Where in the entries below does "JSON" appear? Copy every line that has it.

Excerpted data START

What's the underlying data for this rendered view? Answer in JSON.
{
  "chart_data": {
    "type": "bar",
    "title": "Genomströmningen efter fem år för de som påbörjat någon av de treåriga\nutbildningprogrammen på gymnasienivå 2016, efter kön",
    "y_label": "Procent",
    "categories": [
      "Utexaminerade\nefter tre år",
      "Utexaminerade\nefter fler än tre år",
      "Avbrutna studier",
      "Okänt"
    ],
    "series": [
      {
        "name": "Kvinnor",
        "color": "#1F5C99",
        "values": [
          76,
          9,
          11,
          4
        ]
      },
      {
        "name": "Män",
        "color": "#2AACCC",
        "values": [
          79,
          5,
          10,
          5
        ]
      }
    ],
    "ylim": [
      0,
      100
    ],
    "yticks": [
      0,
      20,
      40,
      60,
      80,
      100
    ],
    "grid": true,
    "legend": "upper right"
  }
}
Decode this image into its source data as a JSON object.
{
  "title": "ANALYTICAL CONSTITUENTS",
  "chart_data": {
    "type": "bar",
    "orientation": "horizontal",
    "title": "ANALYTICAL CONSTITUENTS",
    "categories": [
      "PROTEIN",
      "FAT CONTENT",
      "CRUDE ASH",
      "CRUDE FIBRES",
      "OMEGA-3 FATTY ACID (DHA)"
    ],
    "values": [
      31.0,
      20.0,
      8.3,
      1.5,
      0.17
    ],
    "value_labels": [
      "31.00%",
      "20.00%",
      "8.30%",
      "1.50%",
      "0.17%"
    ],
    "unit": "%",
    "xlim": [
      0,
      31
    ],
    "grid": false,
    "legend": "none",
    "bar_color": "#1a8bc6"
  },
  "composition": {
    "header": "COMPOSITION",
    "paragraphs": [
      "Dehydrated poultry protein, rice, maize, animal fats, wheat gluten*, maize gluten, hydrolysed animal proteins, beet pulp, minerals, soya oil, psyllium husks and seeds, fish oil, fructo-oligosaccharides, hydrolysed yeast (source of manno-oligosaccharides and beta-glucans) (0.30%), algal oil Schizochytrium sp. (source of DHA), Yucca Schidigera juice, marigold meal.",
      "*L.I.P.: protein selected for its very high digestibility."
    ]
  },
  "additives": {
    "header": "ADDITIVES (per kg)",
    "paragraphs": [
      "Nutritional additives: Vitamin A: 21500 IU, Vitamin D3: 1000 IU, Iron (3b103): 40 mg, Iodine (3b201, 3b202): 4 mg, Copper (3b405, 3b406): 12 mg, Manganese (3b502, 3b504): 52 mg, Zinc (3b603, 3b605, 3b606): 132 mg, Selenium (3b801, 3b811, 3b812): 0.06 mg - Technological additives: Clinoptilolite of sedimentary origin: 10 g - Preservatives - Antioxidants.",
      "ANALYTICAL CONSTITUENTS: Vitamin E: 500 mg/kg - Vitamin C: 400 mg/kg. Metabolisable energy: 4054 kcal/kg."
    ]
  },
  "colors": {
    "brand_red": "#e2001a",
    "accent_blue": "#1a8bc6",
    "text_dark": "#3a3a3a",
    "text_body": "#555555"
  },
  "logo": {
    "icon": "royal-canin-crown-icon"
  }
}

Excerpted data END

### Answer area
What's the underlying data for this rendered view? Answer in JSON.
Decode this image into its source data as a JSON object.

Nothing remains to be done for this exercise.